Things to do:
1 - In the labor market comments, what does the stability of the unemployment rate mask?
2 - List every type of business or company mentioned in the labor market comments.
3 - Rewrite the labor market comments from "The ICE crackdowns" up to and including "agtech investment already.", changing "software developers" to "data analysts".

It's interesting as far as people I know looking for jobs, they're supply ... and having a hard time finding jobs. Reduced supply you'd hope you'd get a job.
Granted the article addresses this both in the types of jobs and:
>The stability of the unemployment rate masks effects of the low-hiring, low-firing labor market.
I do wonder, if this continues and a sense of economic slowdown or worse continues, would lowering a rate really fire up hiring? I know small businesses who can't eat /dance around tariffs like big companies, some are seriously terrified / facing hard decisions, others fine.
The ICE crackdowns are both directly removing large numbers of nonwhite people from the labor pool, and indirectly scaring much larger numbers of them away from it, lest they be the next ones sent to the camps.
Aside from that, though? No, I think talking about reduced labor supply is anti-labor propaganda at best.
But funny enough, we can't just ship 100k software developers from the bay to the central valley and it just work.
But you could pitch a startup idea to replace those workers with agricultural robotics and collect some of that sweet AI venture capital!
It turns out it's a hard problem because computer vision is hard, and we've had a lot of agtech investment already.

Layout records
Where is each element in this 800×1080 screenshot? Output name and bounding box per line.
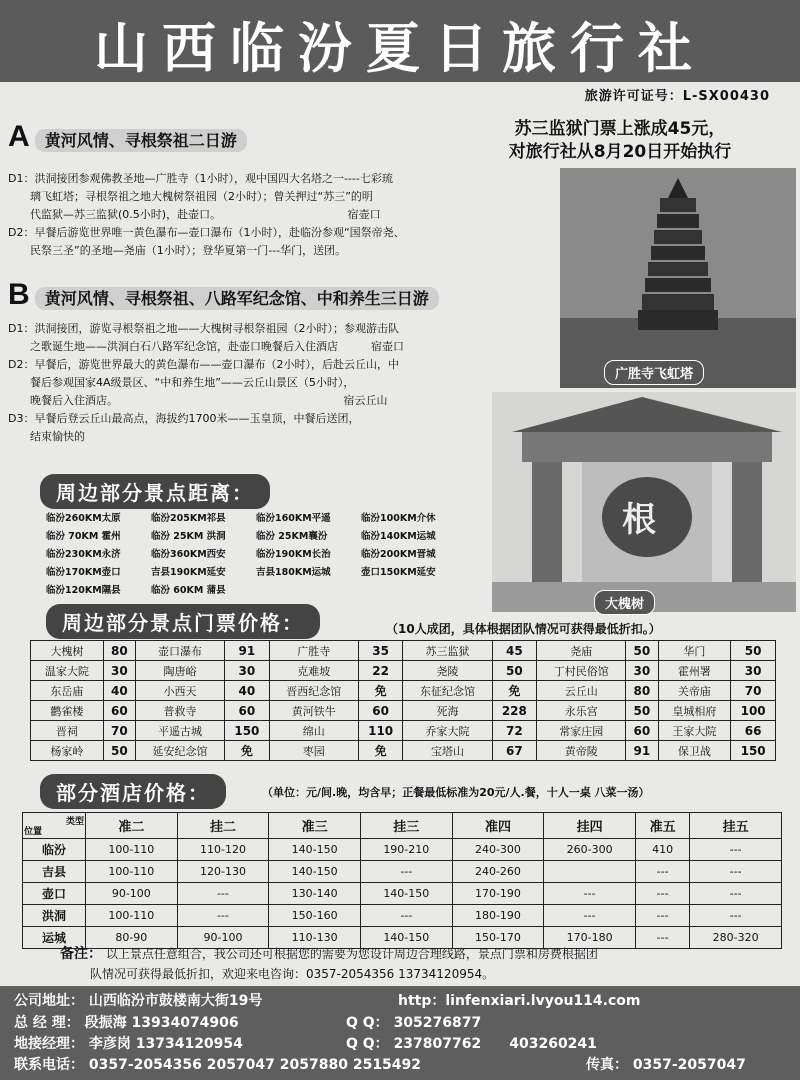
hotel-col-header: 挂二 [177, 813, 269, 839]
ticket-price: 60 [626, 721, 658, 741]
hotel-price: 80-90 [86, 927, 178, 949]
tour-b-letter: B [8, 278, 30, 311]
attraction-name: 尧庙 [537, 641, 626, 661]
attraction-name: 苏三监狱 [403, 641, 492, 661]
itinerary-line: D1：洪洞接团，游览寻根祭祖之地——大槐树寻根祭祖园（2小时）；参观游击队 [8, 322, 399, 335]
attraction-name: 陶唐峪 [135, 661, 224, 681]
hotel-price: 140-150 [360, 883, 452, 905]
hotels-table [22, 812, 782, 949]
hotel-price: 410 [635, 839, 689, 861]
hotel-header-row [23, 813, 782, 839]
ticket-price: 70 [103, 721, 135, 741]
dm-qq-label: Q Q： [346, 1036, 389, 1052]
attraction-name: 平遥古城 [135, 721, 224, 741]
attraction-name: 广胜寺 [269, 641, 358, 661]
hotel-row [23, 839, 782, 861]
itinerary-line: D1：洪洞接团参观佛教圣地—广胜寺（1小时），观中国四大名塔之一----七彩琉 [8, 172, 393, 185]
hotel-price: --- [360, 905, 452, 927]
itinerary-line: D2：早餐后，游览世界最大的黄色瀑布——壶口瀑布（2小时），后赴云丘山，中 [8, 358, 399, 371]
distances-grid [46, 510, 466, 600]
distance-cell: 临汾360KM西安 [151, 549, 226, 560]
ticket-price: 150 [225, 721, 270, 741]
gm-qq-label: Q Q： [346, 1015, 389, 1031]
attraction-name: 延安纪念馆 [135, 741, 224, 761]
tel-value: 0357-2054356 2057047 2057880 2515492 [88, 1057, 422, 1073]
pagoda-illustration [560, 168, 796, 388]
hotel-location: 洪洞 [23, 905, 86, 927]
attraction-name: 壶口瀑布 [135, 641, 224, 661]
attraction-name: 霍州署 [658, 661, 731, 681]
dm-qq-value: 237807762 403260241 [393, 1036, 597, 1052]
attraction-name: 晋西纪念馆 [269, 681, 358, 701]
hotel-price: --- [690, 883, 782, 905]
hotel-price: 180-190 [452, 905, 544, 927]
hotel-price: --- [177, 883, 269, 905]
ticket-price: 50 [103, 741, 135, 761]
distance-cell: 临汾205KM祁县 [151, 513, 226, 524]
ticket-price: 免 [492, 681, 537, 701]
hotel-location: 临汾 [23, 839, 86, 861]
attraction-name: 常家庄园 [537, 721, 626, 741]
pagoda-photo [560, 168, 796, 388]
ticket-price: 228 [492, 701, 537, 721]
hotel-price [544, 861, 636, 883]
hotel-price: 190-210 [360, 839, 452, 861]
hotel-price: 110-130 [269, 927, 361, 949]
hotel-col-header: 准三 [269, 813, 361, 839]
attraction-name: 克难坡 [269, 661, 358, 681]
distance-row [46, 582, 466, 600]
tel-row [14, 1056, 421, 1074]
ticket-row [31, 661, 776, 681]
attraction-name: 普救寺 [135, 701, 224, 721]
distance-cell: 临汾 70KM 霍州 [46, 531, 121, 542]
hotel-price: 90-100 [86, 883, 178, 905]
ticket-price: 50 [626, 701, 658, 721]
tour-b-itinerary [8, 320, 563, 446]
hotel-price: --- [544, 905, 636, 927]
ticket-price: 66 [731, 721, 776, 741]
hotel-price: --- [690, 861, 782, 883]
hotel-price: 100-110 [86, 905, 178, 927]
attraction-name: 东征纪念馆 [403, 681, 492, 701]
ticket-price: 67 [492, 741, 537, 761]
tour-a-letter: A [8, 120, 30, 153]
gate-caption: 大槐树 [594, 590, 655, 615]
price-notice [440, 118, 800, 164]
remark [60, 944, 790, 984]
hotel-price: 140-150 [269, 839, 361, 861]
distances-title: 周边部分景点距离： [40, 474, 270, 509]
hotels-note: （单位：元/间.晚，均含早；正餐最低标准为20元/人.餐，十人一桌 八菜一汤） [262, 786, 650, 799]
tour-a-itinerary [8, 170, 563, 260]
hotel-price: --- [690, 905, 782, 927]
fax-row [586, 1056, 746, 1074]
attraction-name: 皇城相府 [658, 701, 731, 721]
distance-cell: 临汾260KM太原 [46, 513, 121, 524]
dm-value: 李彦岗 13734120954 [88, 1036, 243, 1052]
ticket-row [31, 721, 776, 741]
corner-location-label: 位置 [24, 827, 43, 837]
attraction-name: 黄河铁牛 [269, 701, 358, 721]
hotel-price: --- [635, 927, 689, 949]
attraction-name: 枣园 [269, 741, 358, 761]
address-row [14, 992, 262, 1010]
dm-label: 地接经理： [14, 1036, 84, 1052]
hotel-price: --- [544, 883, 636, 905]
distance-cell: 壶口150KM延安 [361, 567, 436, 578]
attraction-name: 死海 [403, 701, 492, 721]
fax-value: 0357-2057047 [632, 1057, 746, 1073]
itinerary-line: 璃飞虹塔；寻根祭祖之地大槐树祭祖园（2小时）；曾关押过“苏三”的明 [8, 190, 373, 203]
ticket-price: 80 [103, 641, 135, 661]
attraction-name: 绵山 [269, 721, 358, 741]
fax-label: 传真： [586, 1057, 628, 1073]
website-link[interactable]: http：linfenxiari.lvyou114.com [398, 993, 641, 1009]
gm-qq-value: 305276877 [393, 1015, 482, 1031]
ticket-price: 72 [492, 721, 537, 741]
notice-line-1: 苏三监狱门票上涨成45元， [514, 119, 726, 139]
ticket-price: 50 [731, 641, 776, 661]
hotel-col-header: 准五 [635, 813, 689, 839]
itinerary-line: 民祭三圣”的圣地—尧庙（1小时）；登华夏第一门---华门，送团。 [8, 244, 347, 257]
ticket-price: 免 [358, 681, 403, 701]
itinerary-line: 代监狱—苏三监狱(0.5小时)，赴壶口。 宿壶口 [8, 208, 381, 221]
gm-label: 总 经 理： [14, 1015, 80, 1031]
ticket-price: 30 [731, 661, 776, 681]
hotel-price: 140-150 [269, 861, 361, 883]
distance-row [46, 528, 466, 546]
hotel-location: 运城 [23, 927, 86, 949]
notice-line-2: 对旅行社从8月20日开始执行 [508, 142, 732, 162]
ticket-price: 40 [225, 681, 270, 701]
attraction-name: 保卫战 [658, 741, 731, 761]
hotel-col-header: 挂五 [690, 813, 782, 839]
tour-a-title: 黄河风情、寻根祭祖二日游 [35, 129, 247, 152]
attraction-name: 丁村民俗馆 [537, 661, 626, 681]
ticket-price: 50 [492, 661, 537, 681]
hotel-price: 150-160 [269, 905, 361, 927]
hotel-price: --- [635, 883, 689, 905]
itinerary-line: D2：早餐后游览世界唯一黄色瀑布—壶口瀑布（1小时），赴临汾参观“国祭帝尧、 [8, 226, 405, 239]
attraction-name: 小西天 [135, 681, 224, 701]
distance-cell: 临汾140KM运城 [361, 531, 436, 542]
gm-qq-row [346, 1014, 481, 1032]
hotel-col-header: 挂三 [360, 813, 452, 839]
attraction-name: 杨家岭 [31, 741, 104, 761]
hotel-col-header: 准四 [452, 813, 544, 839]
ticket-price: 100 [731, 701, 776, 721]
ticket-price: 免 [225, 741, 270, 761]
gate-character: 根 [622, 500, 656, 540]
ticket-price: 91 [626, 741, 658, 761]
hotel-price: 100-110 [86, 861, 178, 883]
ticket-price: 30 [225, 661, 270, 681]
itinerary-line: 晚餐后入住酒店。 宿云丘山 [8, 394, 388, 407]
agency-title: 山西临汾夏日旅行社 [94, 16, 706, 80]
attraction-name: 华门 [658, 641, 731, 661]
pagoda-caption: 广胜寺飞虹塔 [604, 360, 704, 385]
ticket-price: 30 [103, 661, 135, 681]
hotel-row [23, 861, 782, 883]
attraction-name: 温家大院 [31, 661, 104, 681]
hotel-price: 280-320 [690, 927, 782, 949]
corner-type-label: 类型 [65, 817, 84, 827]
attraction-name: 鹳雀楼 [31, 701, 104, 721]
distance-cell: 吉县180KM运城 [256, 567, 331, 578]
attraction-name: 黄帝陵 [537, 741, 626, 761]
attraction-name: 乔家大院 [403, 721, 492, 741]
hotel-price: 90-100 [177, 927, 269, 949]
distance-cell: 吉县190KM延安 [151, 567, 226, 578]
distance-cell: 临汾190KM长治 [256, 549, 331, 560]
hotel-price: --- [635, 905, 689, 927]
ticket-price: 60 [103, 701, 135, 721]
hotel-price: --- [360, 861, 452, 883]
gm-row [14, 1014, 239, 1032]
distance-cell: 临汾160KM平遥 [256, 513, 331, 524]
attraction-name: 宝塔山 [403, 741, 492, 761]
ticket-price: 60 [358, 701, 403, 721]
gm-value: 段振海 13934074906 [84, 1015, 239, 1031]
distance-cell: 临汾170KM壶口 [46, 567, 121, 578]
attraction-name: 云丘山 [537, 681, 626, 701]
ticket-price: 免 [358, 741, 403, 761]
ticket-price: 40 [103, 681, 135, 701]
distance-cell: 临汾200KM晋城 [361, 549, 436, 560]
itinerary-line: 结束愉快的 [8, 430, 85, 443]
ticket-row [31, 741, 776, 761]
address-label: 公司地址： [14, 993, 84, 1009]
distance-cell: 临汾230KM永济 [46, 549, 121, 560]
ticket-price: 70 [731, 681, 776, 701]
hotel-price: 240-260 [452, 861, 544, 883]
hotel-price: --- [690, 839, 782, 861]
itinerary-line: 餐后参观国家4A级景区、“中和养生地”——云丘山景区（5小时）， [8, 376, 355, 389]
corner-cell [23, 813, 86, 839]
ticket-price: 150 [731, 741, 776, 761]
remark-line-1: 以上景点任意组合，我公司还可根据您的需要为您设计周边合理线路，景点门票和房费根据团 [105, 947, 598, 961]
remark-line-2: 队情况可获得最低折扣，欢迎来电咨询：0357-2054356 13734120954。 [90, 967, 495, 981]
ticket-price: 45 [492, 641, 537, 661]
distance-row [46, 510, 466, 528]
ticket-price: 35 [358, 641, 403, 661]
hotel-col-header: 准二 [86, 813, 178, 839]
address-value: 山西临汾市鼓楼南大街19号 [88, 993, 263, 1009]
hotel-price: 170-190 [452, 883, 544, 905]
distance-cell: 临汾 25KM 洪洞 [151, 531, 226, 542]
distance-cell: 临汾 60KM 蒲县 [151, 585, 226, 596]
attraction-name: 关帝庙 [658, 681, 731, 701]
ticket-price: 30 [626, 661, 658, 681]
hotel-price: 260-300 [544, 839, 636, 861]
ticket-row [31, 701, 776, 721]
attraction-name: 晋祠 [31, 721, 104, 741]
attraction-name: 永乐宫 [537, 701, 626, 721]
ticket-price: 110 [358, 721, 403, 741]
hotel-location: 壶口 [23, 883, 86, 905]
distance-cell: 临汾120KM隰县 [46, 585, 121, 596]
dm-row [14, 1035, 243, 1053]
gate-photo [492, 392, 796, 612]
tour-b-title: 黄河风情、寻根祭祖、八路军纪念馆、中和养生三日游 [35, 287, 439, 310]
ticket-price: 60 [225, 701, 270, 721]
tickets-table [30, 640, 776, 761]
itinerary-line: 之歌诞生地——洪洞白石八路军纪念馆，赴壶口晚餐后入住酒店 宿壶口 [8, 340, 404, 353]
license-number: 旅游许可证号：L-SX00430 [584, 89, 770, 104]
hotel-row [23, 883, 782, 905]
attraction-name: 王家大院 [658, 721, 731, 741]
tickets-title: 周边部分景点门票价格： [46, 604, 320, 639]
itinerary-line: D3：早餐后登云丘山最高点，海拔约1700米——玉皇顶，中餐后送团， [8, 412, 360, 425]
ticket-row [31, 641, 776, 661]
ticket-price: 91 [225, 641, 270, 661]
ticket-row [31, 681, 776, 701]
ticket-price: 50 [626, 641, 658, 661]
dm-qq-row [346, 1035, 597, 1053]
attraction-name: 东岳庙 [31, 681, 104, 701]
hotel-price: 150-170 [452, 927, 544, 949]
hotel-col-header: 挂四 [544, 813, 636, 839]
hotel-price: --- [177, 905, 269, 927]
footer [0, 986, 800, 1080]
hotel-row [23, 905, 782, 927]
tour-a-header [8, 120, 247, 154]
hotel-price: 130-140 [269, 883, 361, 905]
tel-label: 联系电话： [14, 1057, 84, 1073]
hotel-price: 170-180 [544, 927, 636, 949]
hotel-price: --- [635, 861, 689, 883]
hotel-price: 240-300 [452, 839, 544, 861]
distance-cell: 临汾 25KM襄汾 [256, 531, 328, 542]
tour-b-header [8, 278, 439, 312]
ticket-price: 80 [626, 681, 658, 701]
remark-label: 备注： [60, 946, 102, 962]
distance-row [46, 564, 466, 582]
hotel-location: 吉县 [23, 861, 86, 883]
attraction-name: 尧陵 [403, 661, 492, 681]
hotel-price: 140-150 [360, 927, 452, 949]
hotels-title: 部分酒店价格： [40, 774, 226, 809]
ticket-price: 22 [358, 661, 403, 681]
hotel-price: 110-120 [177, 839, 269, 861]
distance-row [46, 546, 466, 564]
distance-cell: 临汾100KM介休 [361, 513, 436, 524]
hotel-price: 100-110 [86, 839, 178, 861]
attraction-name: 大槐树 [31, 641, 104, 661]
tickets-note: （10人成团，具体根据团队情况可获得最低折扣。） [386, 622, 661, 636]
hotel-price: 120-130 [177, 861, 269, 883]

Full solutions:
1 - The effects of the low-hiring, low-firing labor market.

2 - Small businesses, big companies, a startup

3 -
The ICE crackdowns are both directly removing large numbers of nonwhite people from the labor pool, and indirectly scaring much larger numbers of them away from it, lest they be the next ones sent to the camps.
Aside from that, though? No, I think talking about reduced labor supply is anti-labor propaganda at best.
But funny enough, we can't just ship 100k data analysts from the bay to the central valley and it just work.
But you could pitch a startup idea to replace those workers with agricultural robotics and collect some of that sweet AI venture capital!
It turns out it's a hard problem because computer vision is hard, and we've had a lot of agtech investment already.